Description of the task>
Take the material below and retype it in full; pictures are left out.

[Extracted records]
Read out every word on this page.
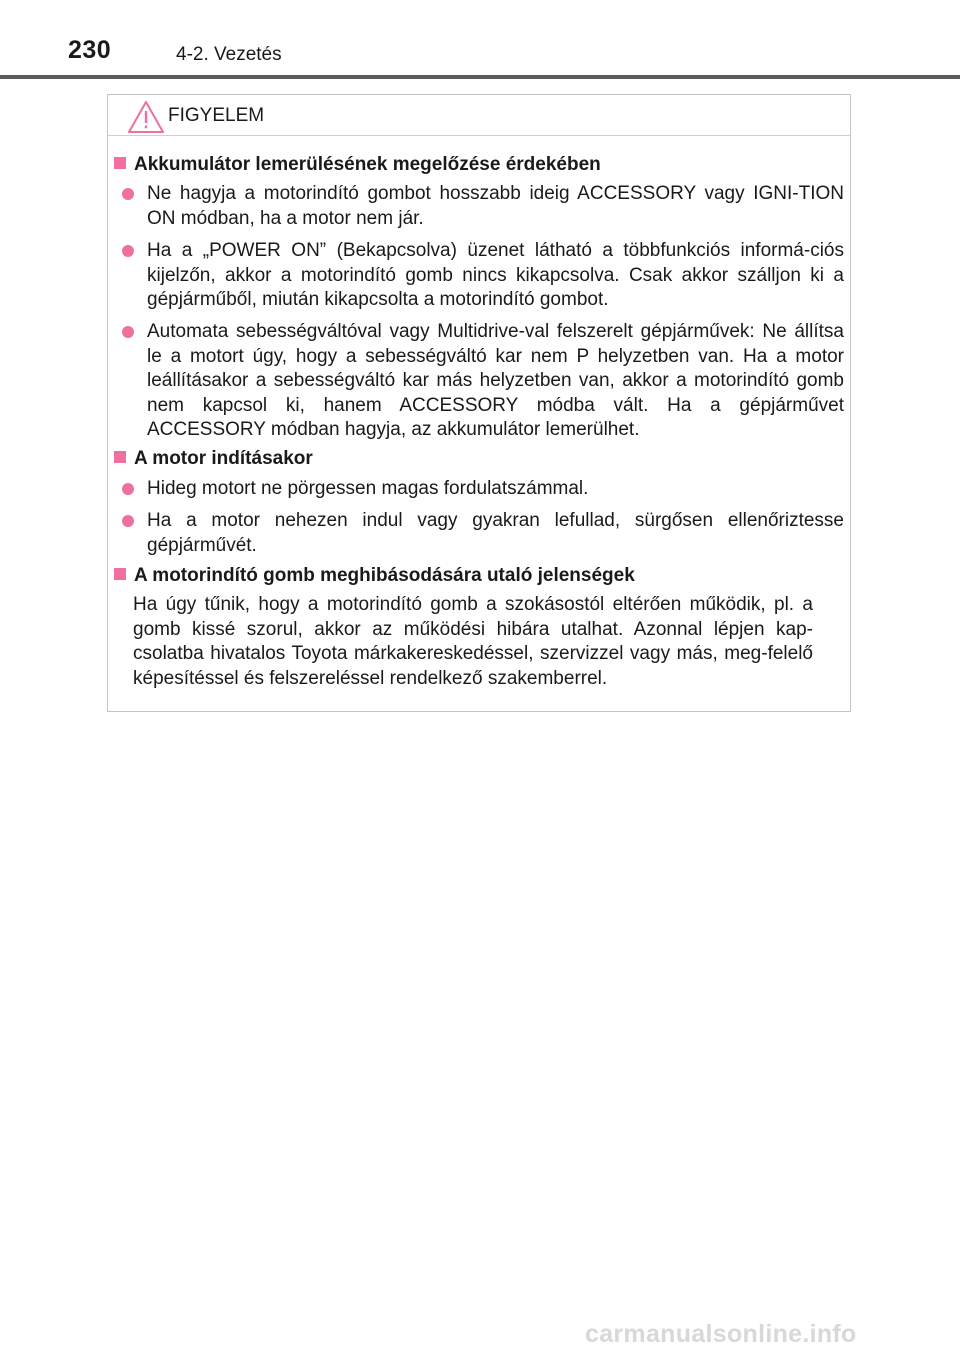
230	4-2. Vezetés
FIGYELEM
Akkumulátor lemerülésének megelőzése érdekében
Ne hagyja a motorindító gombot hosszabb ideig ACCESSORY vagy IGNI-TION ON módban, ha a motor nem jár.
Ha a „POWER ON” (Bekapcsolva) üzenet látható a többfunkciós informá-ciós kijelzőn, akkor a motorindító gomb nincs kikapcsolva. Csak akkor szálljon ki a gépjárműből, miután kikapcsolta a motorindító gombot.
Automata sebességváltóval vagy Multidrive-val felszerelt gépjárművek: Ne állítsa le a motort úgy, hogy a sebességváltó kar nem P helyzetben van. Ha a motor leállításakor a sebességváltó kar más helyzetben van, akkor a motorindító gomb nem kapcsol ki, hanem ACCESSORY módba vált. Ha a gépjárművet ACCESSORY módban hagyja, az akkumulátor lemerülhet.
A motor indításakor
Hideg motort ne pörgessen magas fordulatszámmal.
Ha a motor nehezen indul vagy gyakran lefullad, sürgősen ellenőriztesse gépjárművét.
A motorindító gomb meghibásodására utaló jelenségek
Ha úgy tűnik, hogy a motorindító gomb a szokásostól eltérően működik, pl. a gomb kissé szorul, akkor az működési hibára utalhat. Azonnal lépjen kap-csolatba hivatalos Toyota márkakereskedéssel, szervizzel vagy más, meg-felelő képesítéssel és felszereléssel rendelkező szakemberrel.
carmanualsonline.info
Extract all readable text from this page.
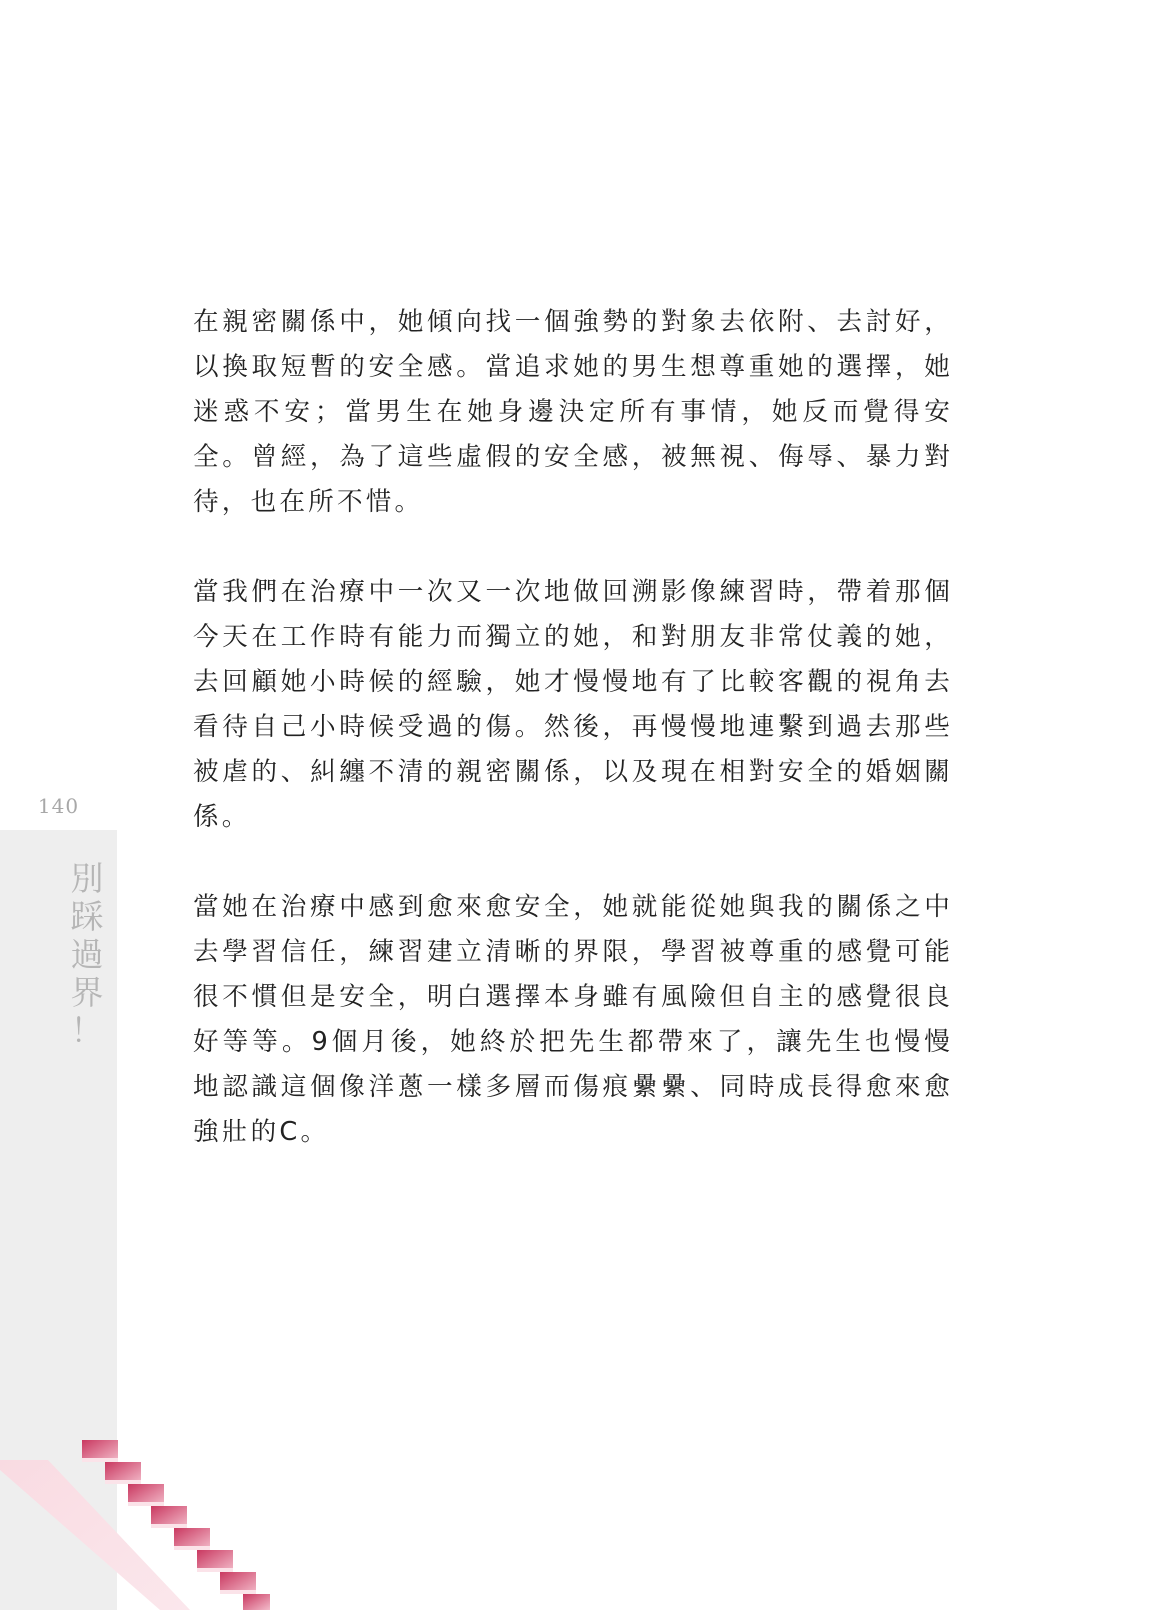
140
別
踩
過
界
！

在親密關係中，她傾向找一個強勢的對象去依附、去討好，以換取短暫的安全感。當追求她的男生想尊重她的選擇，她迷惑不安；當男生在她身邊決定所有事情，她反而覺得安全。曾經，為了這些虛假的安全感，被無視、侮辱、暴力對待，也在所不惜。

當我們在治療中一次又一次地做回溯影像練習時，帶着那個今天在工作時有能力而獨立的她，和對朋友非常仗義的她，去回顧她小時候的經驗，她才慢慢地有了比較客觀的視角去看待自己小時候受過的傷。然後，再慢慢地連繫到過去那些被虐的、糾纏不清的親密關係，以及現在相對安全的婚姻關係。

當她在治療中感到愈來愈安全，她就能從她與我的關係之中去學習信任，練習建立清晰的界限，學習被尊重的感覺可能很不慣但是安全，明白選擇本身雖有風險但自主的感覺很良好等等。9個月後，她終於把先生都帶來了，讓先生也慢慢地認識這個像洋蔥一樣多層而傷痕纍纍、同時成長得愈來愈強壯的C。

Final answer>
Read out every word on this page.
230	4-2. Vezetés
FIGYELEM
Akkumulátor lemerülésének megelőzése érdekében
Ne hagyja a motorindító gombot hosszabb ideig ACCESSORY vagy IGNI-TION ON módban, ha a motor nem jár.
Ha a „POWER ON” (Bekapcsolva) üzenet látható a többfunkciós informá-ciós kijelzőn, akkor a motorindító gomb nincs kikapcsolva. Csak akkor szálljon ki a gépjárműből, miután kikapcsolta a motorindító gombot.
Automata sebességváltóval vagy Multidrive-val felszerelt gépjárművek: Ne állítsa le a motort úgy, hogy a sebességváltó kar nem P helyzetben van. Ha a motor leállításakor a sebességváltó kar más helyzetben van, akkor a motorindító gomb nem kapcsol ki, hanem ACCESSORY módba vált. Ha a gépjárművet ACCESSORY módban hagyja, az akkumulátor lemerülhet.
A motor indításakor
Hideg motort ne pörgessen magas fordulatszámmal.
Ha a motor nehezen indul vagy gyakran lefullad, sürgősen ellenőriztesse gépjárművét.
A motorindító gomb meghibásodására utaló jelenségek
Ha úgy tűnik, hogy a motorindító gomb a szokásostól eltérően működik, pl. a gomb kissé szorul, akkor az működési hibára utalhat. Azonnal lépjen kap-csolatba hivatalos Toyota márkakereskedéssel, szervizzel vagy más, meg-felelő képesítéssel és felszereléssel rendelkező szakemberrel.
carmanualsonline.info
Extract all readable text from this page.
140
別
踩
過
界
！

在親密關係中，她傾向找一個強勢的對象去依附、去討好，以換取短暫的安全感。當追求她的男生想尊重她的選擇，她迷惑不安；當男生在她身邊決定所有事情，她反而覺得安全。曾經，為了這些虛假的安全感，被無視、侮辱、暴力對待，也在所不惜。

當我們在治療中一次又一次地做回溯影像練習時，帶着那個今天在工作時有能力而獨立的她，和對朋友非常仗義的她，去回顧她小時候的經驗，她才慢慢地有了比較客觀的視角去看待自己小時候受過的傷。然後，再慢慢地連繫到過去那些被虐的、糾纏不清的親密關係，以及現在相對安全的婚姻關係。

當她在治療中感到愈來愈安全，她就能從她與我的關係之中去學習信任，練習建立清晰的界限，學習被尊重的感覺可能很不慣但是安全，明白選擇本身雖有風險但自主的感覺很良好等等。9個月後，她終於把先生都帶來了，讓先生也慢慢地認識這個像洋蔥一樣多層而傷痕纍纍、同時成長得愈來愈強壯的C。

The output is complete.